START Data for processing

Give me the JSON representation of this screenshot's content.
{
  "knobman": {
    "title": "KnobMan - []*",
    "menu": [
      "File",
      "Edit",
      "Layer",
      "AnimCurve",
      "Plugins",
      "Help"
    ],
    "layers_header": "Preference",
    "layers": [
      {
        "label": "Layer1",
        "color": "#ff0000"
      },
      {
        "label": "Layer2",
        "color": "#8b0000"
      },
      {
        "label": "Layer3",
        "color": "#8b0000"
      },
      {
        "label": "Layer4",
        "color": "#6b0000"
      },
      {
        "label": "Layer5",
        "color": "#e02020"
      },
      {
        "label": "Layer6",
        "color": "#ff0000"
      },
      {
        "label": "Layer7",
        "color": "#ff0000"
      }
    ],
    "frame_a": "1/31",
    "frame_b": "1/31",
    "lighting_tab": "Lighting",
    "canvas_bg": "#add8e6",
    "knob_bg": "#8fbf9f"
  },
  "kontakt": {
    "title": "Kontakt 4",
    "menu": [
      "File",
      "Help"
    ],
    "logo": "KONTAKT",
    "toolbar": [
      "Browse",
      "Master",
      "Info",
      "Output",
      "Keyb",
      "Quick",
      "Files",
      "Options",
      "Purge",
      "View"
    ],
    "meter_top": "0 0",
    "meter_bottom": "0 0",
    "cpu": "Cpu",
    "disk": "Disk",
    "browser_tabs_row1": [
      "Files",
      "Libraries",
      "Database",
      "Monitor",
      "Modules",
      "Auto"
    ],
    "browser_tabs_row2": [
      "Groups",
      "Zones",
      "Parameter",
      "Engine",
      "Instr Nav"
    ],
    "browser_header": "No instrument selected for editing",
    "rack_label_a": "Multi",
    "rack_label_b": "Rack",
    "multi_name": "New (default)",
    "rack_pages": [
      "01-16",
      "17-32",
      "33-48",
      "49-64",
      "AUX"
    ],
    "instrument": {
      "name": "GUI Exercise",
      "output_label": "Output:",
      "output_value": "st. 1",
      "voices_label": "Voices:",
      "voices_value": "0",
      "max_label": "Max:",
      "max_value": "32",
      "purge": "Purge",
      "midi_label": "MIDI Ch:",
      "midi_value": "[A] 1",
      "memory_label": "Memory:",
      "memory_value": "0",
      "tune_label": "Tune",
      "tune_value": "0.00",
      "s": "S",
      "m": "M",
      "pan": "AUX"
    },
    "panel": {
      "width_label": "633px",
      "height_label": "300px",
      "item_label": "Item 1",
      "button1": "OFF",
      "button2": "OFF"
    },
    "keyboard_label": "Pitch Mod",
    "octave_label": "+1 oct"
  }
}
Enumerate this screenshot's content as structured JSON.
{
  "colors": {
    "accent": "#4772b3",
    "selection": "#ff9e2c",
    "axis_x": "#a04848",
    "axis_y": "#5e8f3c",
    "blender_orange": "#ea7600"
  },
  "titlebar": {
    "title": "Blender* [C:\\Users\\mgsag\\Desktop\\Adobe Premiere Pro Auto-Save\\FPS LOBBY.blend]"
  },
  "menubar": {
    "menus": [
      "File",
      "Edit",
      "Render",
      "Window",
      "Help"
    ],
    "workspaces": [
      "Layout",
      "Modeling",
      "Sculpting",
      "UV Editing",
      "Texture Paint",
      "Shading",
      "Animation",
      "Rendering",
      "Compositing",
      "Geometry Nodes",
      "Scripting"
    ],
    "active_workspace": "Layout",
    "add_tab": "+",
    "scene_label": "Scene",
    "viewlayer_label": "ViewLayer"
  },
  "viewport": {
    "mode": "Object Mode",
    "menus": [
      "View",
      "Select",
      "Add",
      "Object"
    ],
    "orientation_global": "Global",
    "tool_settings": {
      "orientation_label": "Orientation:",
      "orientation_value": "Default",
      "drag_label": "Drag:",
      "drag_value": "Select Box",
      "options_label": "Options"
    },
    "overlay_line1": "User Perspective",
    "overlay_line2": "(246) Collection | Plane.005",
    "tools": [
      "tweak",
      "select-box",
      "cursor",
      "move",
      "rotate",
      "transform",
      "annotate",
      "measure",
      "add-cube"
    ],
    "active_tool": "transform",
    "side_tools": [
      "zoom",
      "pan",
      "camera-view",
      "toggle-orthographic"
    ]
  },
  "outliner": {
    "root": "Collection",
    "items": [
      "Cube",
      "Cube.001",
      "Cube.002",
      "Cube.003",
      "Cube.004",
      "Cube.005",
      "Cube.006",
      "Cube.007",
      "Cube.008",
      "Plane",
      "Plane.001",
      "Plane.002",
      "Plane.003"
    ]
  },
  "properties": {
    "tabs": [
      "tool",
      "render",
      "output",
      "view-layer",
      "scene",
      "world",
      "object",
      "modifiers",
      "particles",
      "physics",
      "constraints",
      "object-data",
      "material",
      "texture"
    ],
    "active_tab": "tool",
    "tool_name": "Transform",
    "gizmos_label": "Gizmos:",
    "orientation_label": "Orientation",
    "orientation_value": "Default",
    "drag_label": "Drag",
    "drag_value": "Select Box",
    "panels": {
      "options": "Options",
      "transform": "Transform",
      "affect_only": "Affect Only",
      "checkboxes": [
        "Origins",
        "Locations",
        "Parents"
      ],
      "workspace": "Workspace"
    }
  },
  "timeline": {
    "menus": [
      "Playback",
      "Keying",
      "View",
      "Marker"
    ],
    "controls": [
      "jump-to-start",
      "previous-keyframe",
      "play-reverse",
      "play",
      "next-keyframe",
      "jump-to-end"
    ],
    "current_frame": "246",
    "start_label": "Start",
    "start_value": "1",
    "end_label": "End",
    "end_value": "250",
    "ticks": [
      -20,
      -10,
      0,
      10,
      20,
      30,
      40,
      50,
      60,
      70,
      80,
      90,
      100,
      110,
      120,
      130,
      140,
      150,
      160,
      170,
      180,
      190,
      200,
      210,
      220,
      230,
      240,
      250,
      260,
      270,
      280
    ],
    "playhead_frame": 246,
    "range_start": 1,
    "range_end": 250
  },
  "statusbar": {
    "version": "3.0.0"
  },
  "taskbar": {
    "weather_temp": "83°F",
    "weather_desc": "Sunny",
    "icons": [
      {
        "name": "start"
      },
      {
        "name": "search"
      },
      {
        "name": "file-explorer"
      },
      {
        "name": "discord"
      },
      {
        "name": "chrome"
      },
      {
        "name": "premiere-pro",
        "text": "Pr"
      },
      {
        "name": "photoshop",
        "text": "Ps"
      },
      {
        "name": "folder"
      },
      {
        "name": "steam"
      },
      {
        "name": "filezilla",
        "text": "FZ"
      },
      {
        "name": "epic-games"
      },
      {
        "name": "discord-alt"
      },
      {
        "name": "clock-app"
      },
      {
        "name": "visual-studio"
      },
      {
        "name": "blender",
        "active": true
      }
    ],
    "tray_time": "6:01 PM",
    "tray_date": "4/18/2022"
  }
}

END Data for processing

| What you will do |
Read the entries and show each line that mentions "Plane".

| Written response |
    "overlay_line2": "(246) Collection | Plane.005",
      "Plane",
      "Plane.001",
      "Plane.002",
      "Plane.003"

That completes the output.